====== Entries

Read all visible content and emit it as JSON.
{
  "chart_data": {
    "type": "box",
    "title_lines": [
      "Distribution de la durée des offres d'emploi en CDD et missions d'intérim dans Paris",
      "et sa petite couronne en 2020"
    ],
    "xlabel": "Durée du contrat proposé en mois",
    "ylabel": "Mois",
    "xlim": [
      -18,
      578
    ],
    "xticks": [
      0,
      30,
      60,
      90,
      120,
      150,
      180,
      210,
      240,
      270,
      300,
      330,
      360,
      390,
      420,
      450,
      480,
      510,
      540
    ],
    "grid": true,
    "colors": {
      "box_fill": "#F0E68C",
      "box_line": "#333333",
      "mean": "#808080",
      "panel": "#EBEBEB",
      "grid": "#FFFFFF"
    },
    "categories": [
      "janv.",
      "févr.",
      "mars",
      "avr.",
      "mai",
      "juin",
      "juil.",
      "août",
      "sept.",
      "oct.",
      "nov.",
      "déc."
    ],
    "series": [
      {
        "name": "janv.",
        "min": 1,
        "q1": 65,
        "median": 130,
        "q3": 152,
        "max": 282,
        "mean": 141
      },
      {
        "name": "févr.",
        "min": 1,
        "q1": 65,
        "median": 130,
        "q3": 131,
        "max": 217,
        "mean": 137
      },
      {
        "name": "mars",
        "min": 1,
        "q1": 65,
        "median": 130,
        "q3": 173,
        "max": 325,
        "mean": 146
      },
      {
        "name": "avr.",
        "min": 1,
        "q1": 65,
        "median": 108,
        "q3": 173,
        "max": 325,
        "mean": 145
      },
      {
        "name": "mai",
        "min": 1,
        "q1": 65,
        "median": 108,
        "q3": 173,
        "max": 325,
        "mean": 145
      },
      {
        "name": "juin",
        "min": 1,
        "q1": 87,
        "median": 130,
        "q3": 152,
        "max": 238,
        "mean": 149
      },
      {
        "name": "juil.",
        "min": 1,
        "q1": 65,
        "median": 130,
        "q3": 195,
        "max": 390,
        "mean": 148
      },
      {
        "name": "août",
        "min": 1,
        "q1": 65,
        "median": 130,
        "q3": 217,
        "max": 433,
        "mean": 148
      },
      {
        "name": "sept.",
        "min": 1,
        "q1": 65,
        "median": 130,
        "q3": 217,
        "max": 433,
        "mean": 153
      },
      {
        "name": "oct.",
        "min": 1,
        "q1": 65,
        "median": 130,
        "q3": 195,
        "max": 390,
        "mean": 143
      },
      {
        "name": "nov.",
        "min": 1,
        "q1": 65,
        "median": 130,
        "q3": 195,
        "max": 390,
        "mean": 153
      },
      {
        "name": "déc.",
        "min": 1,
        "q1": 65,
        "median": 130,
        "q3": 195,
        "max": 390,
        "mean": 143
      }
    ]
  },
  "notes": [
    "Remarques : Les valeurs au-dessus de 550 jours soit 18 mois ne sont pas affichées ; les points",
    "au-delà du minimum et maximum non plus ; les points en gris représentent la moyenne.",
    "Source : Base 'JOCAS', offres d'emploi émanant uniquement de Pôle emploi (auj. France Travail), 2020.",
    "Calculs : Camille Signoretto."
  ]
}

============

### Problem requirements
Extract the data exactly as given.

### Exercise response
Read all visible content and emit it as JSON.
{
  "chart_data": {
    "type": "box",
    "title_lines": [
      "Distribution de la durée des offres d'emploi en CDD et missions d'intérim dans Paris",
      "et sa petite couronne en 2020"
    ],
    "xlabel": "Durée du contrat proposé en mois",
    "ylabel": "Mois",
    "xlim": [
      -18,
      578
    ],
    "xticks": [
      0,
      30,
      60,
      90,
      120,
      150,
      180,
      210,
      240,
      270,
      300,
      330,
      360,
      390,
      420,
      450,
      480,
      510,
      540
    ],
    "grid": true,
    "colors": {
      "box_fill": "#F0E68C",
      "box_line": "#333333",
      "mean": "#808080",
      "panel": "#EBEBEB",
      "grid": "#FFFFFF"
    },
    "categories": [
      "janv.",
      "févr.",
      "mars",
      "avr.",
      "mai",
      "juin",
      "juil.",
      "août",
      "sept.",
      "oct.",
      "nov.",
      "déc."
    ],
    "series": [
      {
        "name": "janv.",
        "min": 1,
        "q1": 65,
        "median": 130,
        "q3": 152,
        "max": 282,
        "mean": 141
      },
      {
        "name": "févr.",
        "min": 1,
        "q1": 65,
        "median": 130,
        "q3": 131,
        "max": 217,
        "mean": 137
      },
      {
        "name": "mars",
        "min": 1,
        "q1": 65,
        "median": 130,
        "q3": 173,
        "max": 325,
        "mean": 146
      },
      {
        "name": "avr.",
        "min": 1,
        "q1": 65,
        "median": 108,
        "q3": 173,
        "max": 325,
        "mean": 145
      },
      {
        "name": "mai",
        "min": 1,
        "q1": 65,
        "median": 108,
        "q3": 173,
        "max": 325,
        "mean": 145
      },
      {
        "name": "juin",
        "min": 1,
        "q1": 87,
        "median": 130,
        "q3": 152,
        "max": 238,
        "mean": 149
      },
      {
        "name": "juil.",
        "min": 1,
        "q1": 65,
        "median": 130,
        "q3": 195,
        "max": 390,
        "mean": 148
      },
      {
        "name": "août",
        "min": 1,
        "q1": 65,
        "median": 130,
        "q3": 217,
        "max": 433,
        "mean": 148
      },
      {
        "name": "sept.",
        "min": 1,
        "q1": 65,
        "median": 130,
        "q3": 217,
        "max": 433,
        "mean": 153
      },
      {
        "name": "oct.",
        "min": 1,
        "q1": 65,
        "median": 130,
        "q3": 195,
        "max": 390,
        "mean": 143
      },
      {
        "name": "nov.",
        "min": 1,
        "q1": 65,
        "median": 130,
        "q3": 195,
        "max": 390,
        "mean": 153
      },
      {
        "name": "déc.",
        "min": 1,
        "q1": 65,
        "median": 130,
        "q3": 195,
        "max": 390,
        "mean": 143
      }
    ]
  },
  "notes": [
    "Remarques : Les valeurs au-dessus de 550 jours soit 18 mois ne sont pas affichées ; les points",
    "au-delà du minimum et maximum non plus ; les points en gris représentent la moyenne.",
    "Source : Base 'JOCAS', offres d'emploi émanant uniquement de Pôle emploi (auj. France Travail), 2020.",
    "Calculs : Camille Signoretto."
  ]
}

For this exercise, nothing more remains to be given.